• _Extract provided_
%%
BYOS: Bring Your Own Sword

St. Bonaventure 
Fr. Philip Neri Powell, OP 
St. Dominic Church, NOLA 

It's bad enough that Jesus lets us in on his little secret: he didn't come to bring peace but a sword. It's bad enough that he intends to use that sword to destroy families. It's bad enough that Jesus tells us that we have to love him more than we love our mothers, fathers, and children. It's bad enough that he tells us that if we want to live we must die and that dying means taking up a cross and following him. All of this sounds bad. But what makes it even worse is that Matthew brings this weird discourse to end by writing, “When Jesus finished giving these commands to his Twelve disciples, he went away from that place to teach and to preach in their towns.” Commands. All that stuff about hating our parents and our children and dying to live, these are all commands!? Apparently. They aren't written like commands. They don't sound like commands when read aloud. How then are they commands? The Greek word (διατασσων) used here can also mean instruction or admonishment. But the idea seems to be: once you've become a disciple of Christ, Christ's teaching becomes a command, an order for ordering your life.
%%
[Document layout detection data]
%%
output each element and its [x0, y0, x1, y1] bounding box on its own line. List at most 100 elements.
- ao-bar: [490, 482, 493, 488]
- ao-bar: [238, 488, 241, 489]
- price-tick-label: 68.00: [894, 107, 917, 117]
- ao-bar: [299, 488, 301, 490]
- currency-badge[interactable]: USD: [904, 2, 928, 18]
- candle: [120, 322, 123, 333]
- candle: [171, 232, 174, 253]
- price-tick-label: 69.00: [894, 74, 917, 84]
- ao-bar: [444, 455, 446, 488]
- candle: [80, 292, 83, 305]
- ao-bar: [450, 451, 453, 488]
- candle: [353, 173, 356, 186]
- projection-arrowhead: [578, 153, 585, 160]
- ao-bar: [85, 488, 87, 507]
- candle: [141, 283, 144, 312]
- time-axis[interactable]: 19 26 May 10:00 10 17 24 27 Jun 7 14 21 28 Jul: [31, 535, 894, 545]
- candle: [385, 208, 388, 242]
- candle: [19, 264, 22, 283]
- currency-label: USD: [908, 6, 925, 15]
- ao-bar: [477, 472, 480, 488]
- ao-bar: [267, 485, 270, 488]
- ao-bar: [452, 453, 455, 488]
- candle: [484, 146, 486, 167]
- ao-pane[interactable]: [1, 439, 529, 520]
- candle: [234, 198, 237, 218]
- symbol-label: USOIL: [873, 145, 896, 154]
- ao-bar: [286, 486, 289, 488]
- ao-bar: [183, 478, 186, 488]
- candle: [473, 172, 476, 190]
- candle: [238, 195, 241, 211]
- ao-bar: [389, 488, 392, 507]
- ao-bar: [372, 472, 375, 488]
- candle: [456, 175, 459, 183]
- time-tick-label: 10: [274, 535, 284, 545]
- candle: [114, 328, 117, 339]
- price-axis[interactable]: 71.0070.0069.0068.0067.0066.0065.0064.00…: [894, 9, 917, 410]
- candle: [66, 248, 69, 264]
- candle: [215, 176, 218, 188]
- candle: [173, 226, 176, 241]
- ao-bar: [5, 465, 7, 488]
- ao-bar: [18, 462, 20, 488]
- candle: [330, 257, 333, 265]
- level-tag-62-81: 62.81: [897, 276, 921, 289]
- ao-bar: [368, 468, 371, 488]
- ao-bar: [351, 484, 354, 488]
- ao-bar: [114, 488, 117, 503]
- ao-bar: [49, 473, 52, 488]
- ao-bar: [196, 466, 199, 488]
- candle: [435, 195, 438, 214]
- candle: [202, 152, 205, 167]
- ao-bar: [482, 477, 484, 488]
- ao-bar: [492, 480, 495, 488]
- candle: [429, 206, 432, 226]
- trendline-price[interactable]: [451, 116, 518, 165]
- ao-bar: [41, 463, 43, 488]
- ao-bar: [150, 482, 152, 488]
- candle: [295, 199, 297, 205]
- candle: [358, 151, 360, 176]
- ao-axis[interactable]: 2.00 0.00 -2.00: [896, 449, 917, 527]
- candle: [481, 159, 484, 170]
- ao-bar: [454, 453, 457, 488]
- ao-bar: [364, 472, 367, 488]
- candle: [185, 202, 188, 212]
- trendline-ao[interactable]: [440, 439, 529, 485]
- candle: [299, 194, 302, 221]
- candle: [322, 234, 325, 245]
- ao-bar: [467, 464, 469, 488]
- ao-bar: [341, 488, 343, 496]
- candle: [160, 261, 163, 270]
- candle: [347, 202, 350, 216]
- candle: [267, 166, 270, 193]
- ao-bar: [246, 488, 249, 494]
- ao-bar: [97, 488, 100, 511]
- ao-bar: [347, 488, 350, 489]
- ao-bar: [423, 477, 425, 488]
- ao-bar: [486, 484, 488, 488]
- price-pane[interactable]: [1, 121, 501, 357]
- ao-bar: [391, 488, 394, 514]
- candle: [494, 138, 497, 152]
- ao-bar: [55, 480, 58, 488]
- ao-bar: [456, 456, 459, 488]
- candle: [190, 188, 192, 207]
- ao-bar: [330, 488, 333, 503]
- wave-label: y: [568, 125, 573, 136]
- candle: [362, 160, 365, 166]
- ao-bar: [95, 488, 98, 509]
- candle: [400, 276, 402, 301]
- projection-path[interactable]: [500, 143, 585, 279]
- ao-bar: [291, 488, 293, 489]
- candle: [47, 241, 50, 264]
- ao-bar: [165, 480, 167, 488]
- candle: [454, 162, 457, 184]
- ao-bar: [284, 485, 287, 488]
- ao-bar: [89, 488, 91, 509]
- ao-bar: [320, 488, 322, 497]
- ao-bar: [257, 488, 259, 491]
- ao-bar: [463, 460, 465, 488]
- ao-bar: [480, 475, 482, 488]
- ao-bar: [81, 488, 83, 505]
%%
• _Try it_
Continue the text above about Jesus bringing a sword, starting after its final sentence.

• _Response area_
So, how does Christ order us to order our lives? First, what do we mean by “ordering our lives”? It could mean something like “arranging our lifestyle priorities.” But that seems a little superficial. Jesus isn't telling us anything as ordinary as “make time for prayer in your busy day.” He's reaching for something far more fundamental, something more elemental in these commands. And he does it by shocking us into recognizing the rudimentary necessity of divine love: loving God is fundamental to our holiness b/c without His love for us we cannot love at all. So, Jesus is not telling us to hate mom, dad, and the kids and love him instead. He's shocking us into recognizing that the only reason we are able to love mom, dad, and the kids at all is b/c God loves us first. Think of it this way: everything that we use to love one another—heart, mind, body, soul—is created by divine love. If divine love had never created us, we wouldn't be here to love anyone or anything else. The only way to make sense of following Christ is to recognize that our desire to follow him is first and always about answering his call to love God and one another. Answering that call while living in the world causes problems. The kind of problems that showing up to a party with a sword usually causes.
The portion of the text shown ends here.